** START OF DATA TO USE **

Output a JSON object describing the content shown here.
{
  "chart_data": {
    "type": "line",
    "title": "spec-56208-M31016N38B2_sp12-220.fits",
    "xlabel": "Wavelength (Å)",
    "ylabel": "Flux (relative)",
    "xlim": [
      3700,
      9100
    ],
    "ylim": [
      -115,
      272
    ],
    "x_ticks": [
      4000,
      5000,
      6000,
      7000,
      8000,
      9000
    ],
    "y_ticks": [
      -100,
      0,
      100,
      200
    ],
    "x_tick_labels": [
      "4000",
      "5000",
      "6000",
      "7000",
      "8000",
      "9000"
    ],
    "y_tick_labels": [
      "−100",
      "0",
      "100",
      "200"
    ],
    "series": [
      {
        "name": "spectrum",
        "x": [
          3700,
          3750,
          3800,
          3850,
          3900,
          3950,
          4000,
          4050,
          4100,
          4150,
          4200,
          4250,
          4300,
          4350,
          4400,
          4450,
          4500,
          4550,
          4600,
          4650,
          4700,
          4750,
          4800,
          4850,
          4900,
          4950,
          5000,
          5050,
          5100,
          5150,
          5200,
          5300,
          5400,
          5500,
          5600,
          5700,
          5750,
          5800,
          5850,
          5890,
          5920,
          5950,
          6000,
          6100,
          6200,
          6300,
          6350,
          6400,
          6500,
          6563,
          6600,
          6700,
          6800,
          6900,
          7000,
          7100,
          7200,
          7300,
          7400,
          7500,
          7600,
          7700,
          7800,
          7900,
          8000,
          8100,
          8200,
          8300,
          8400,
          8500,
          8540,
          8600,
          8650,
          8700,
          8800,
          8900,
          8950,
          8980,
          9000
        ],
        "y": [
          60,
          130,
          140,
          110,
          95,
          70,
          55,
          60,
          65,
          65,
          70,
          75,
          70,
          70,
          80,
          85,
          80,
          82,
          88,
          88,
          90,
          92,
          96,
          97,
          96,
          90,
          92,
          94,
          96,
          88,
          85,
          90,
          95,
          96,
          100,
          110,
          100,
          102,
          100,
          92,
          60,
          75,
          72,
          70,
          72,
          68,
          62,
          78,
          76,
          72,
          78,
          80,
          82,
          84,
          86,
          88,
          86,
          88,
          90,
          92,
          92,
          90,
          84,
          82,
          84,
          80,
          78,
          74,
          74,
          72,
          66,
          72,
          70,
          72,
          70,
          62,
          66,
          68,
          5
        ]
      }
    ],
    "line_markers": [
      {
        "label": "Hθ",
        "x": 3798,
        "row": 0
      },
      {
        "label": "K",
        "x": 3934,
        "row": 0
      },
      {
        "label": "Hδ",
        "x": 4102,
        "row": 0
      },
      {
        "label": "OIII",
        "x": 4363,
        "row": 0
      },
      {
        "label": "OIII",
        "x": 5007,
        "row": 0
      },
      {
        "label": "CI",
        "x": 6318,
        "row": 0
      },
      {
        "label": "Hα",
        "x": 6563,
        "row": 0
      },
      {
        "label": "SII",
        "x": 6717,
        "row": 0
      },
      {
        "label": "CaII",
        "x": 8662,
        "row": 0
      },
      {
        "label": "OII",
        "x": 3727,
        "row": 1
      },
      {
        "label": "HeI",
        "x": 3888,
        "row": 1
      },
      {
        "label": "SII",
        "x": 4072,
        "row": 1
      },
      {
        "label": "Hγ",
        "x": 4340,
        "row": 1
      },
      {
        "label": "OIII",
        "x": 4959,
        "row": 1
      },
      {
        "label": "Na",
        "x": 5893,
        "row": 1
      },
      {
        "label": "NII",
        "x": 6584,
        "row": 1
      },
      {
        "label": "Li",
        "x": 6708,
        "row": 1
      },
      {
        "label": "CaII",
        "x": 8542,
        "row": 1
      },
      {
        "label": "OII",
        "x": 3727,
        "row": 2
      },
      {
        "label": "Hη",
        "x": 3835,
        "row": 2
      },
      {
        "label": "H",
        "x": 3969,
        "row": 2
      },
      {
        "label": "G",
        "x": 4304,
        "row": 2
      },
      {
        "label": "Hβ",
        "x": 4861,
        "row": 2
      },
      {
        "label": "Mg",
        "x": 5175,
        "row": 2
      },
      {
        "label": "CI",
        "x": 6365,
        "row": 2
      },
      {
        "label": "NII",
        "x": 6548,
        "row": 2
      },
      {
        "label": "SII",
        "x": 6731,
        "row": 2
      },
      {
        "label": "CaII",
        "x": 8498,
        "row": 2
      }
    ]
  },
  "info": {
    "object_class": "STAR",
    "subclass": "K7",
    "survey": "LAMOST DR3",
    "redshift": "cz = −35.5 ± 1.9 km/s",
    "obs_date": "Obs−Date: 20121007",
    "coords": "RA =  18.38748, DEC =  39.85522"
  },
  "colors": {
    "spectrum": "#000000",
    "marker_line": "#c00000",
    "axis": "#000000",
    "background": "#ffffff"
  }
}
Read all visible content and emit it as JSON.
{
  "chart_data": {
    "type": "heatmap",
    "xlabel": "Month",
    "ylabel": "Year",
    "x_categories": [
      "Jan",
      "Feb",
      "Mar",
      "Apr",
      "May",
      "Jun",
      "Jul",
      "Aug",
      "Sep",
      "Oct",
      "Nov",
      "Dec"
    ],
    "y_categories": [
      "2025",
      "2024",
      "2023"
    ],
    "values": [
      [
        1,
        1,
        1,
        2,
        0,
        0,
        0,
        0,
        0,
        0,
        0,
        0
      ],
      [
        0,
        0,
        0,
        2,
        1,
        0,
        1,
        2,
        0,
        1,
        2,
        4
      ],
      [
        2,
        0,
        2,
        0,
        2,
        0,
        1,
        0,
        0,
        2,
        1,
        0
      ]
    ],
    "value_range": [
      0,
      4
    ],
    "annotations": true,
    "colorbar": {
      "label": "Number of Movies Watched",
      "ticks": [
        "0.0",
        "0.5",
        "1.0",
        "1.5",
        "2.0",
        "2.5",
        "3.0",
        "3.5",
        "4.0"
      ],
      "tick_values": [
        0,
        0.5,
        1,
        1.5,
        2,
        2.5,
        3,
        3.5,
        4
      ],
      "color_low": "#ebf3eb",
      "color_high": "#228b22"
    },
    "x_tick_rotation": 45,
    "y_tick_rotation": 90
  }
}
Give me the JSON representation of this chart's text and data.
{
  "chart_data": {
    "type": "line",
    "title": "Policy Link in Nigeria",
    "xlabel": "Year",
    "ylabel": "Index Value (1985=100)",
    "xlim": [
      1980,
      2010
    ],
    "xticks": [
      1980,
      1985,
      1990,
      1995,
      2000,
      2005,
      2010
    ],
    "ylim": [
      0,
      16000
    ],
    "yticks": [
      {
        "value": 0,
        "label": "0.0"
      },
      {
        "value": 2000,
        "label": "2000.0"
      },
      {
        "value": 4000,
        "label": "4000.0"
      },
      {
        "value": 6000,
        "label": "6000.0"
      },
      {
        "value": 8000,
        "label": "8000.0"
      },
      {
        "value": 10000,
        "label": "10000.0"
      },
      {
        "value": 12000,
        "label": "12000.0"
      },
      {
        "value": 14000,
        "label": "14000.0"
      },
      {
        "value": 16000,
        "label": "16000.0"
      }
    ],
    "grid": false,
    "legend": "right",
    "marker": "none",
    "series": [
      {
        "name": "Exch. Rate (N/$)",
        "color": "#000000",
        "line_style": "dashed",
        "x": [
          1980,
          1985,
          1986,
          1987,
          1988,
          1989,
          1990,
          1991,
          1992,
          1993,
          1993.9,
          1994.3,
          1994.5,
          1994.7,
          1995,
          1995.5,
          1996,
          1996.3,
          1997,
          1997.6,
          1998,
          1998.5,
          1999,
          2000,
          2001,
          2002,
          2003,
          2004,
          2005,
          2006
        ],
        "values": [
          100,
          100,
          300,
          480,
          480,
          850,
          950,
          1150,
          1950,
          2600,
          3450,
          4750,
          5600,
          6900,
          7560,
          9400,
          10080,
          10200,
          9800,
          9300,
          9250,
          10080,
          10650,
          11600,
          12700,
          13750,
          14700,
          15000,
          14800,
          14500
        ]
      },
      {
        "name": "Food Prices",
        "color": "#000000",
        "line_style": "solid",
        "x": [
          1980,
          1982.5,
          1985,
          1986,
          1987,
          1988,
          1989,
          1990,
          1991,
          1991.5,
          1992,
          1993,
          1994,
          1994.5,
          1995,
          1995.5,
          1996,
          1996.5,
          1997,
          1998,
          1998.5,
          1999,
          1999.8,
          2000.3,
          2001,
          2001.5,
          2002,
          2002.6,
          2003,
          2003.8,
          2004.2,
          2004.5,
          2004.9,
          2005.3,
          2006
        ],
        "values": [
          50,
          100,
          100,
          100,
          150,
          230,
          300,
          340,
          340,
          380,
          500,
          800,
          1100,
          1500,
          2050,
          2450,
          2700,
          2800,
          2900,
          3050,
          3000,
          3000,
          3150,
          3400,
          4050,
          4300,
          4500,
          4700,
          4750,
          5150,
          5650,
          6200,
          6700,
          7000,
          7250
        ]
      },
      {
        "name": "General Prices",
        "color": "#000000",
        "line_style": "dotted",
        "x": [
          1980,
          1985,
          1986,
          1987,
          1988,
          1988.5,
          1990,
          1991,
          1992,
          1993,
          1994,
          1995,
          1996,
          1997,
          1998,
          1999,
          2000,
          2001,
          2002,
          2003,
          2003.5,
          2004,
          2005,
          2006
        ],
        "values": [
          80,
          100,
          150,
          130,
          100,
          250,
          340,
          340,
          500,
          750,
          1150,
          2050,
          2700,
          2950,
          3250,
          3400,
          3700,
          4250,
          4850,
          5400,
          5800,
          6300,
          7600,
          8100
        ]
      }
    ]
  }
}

** END OF DATA TO USE **

How many of the lines above include the word "title"? Respond with the number alone.

2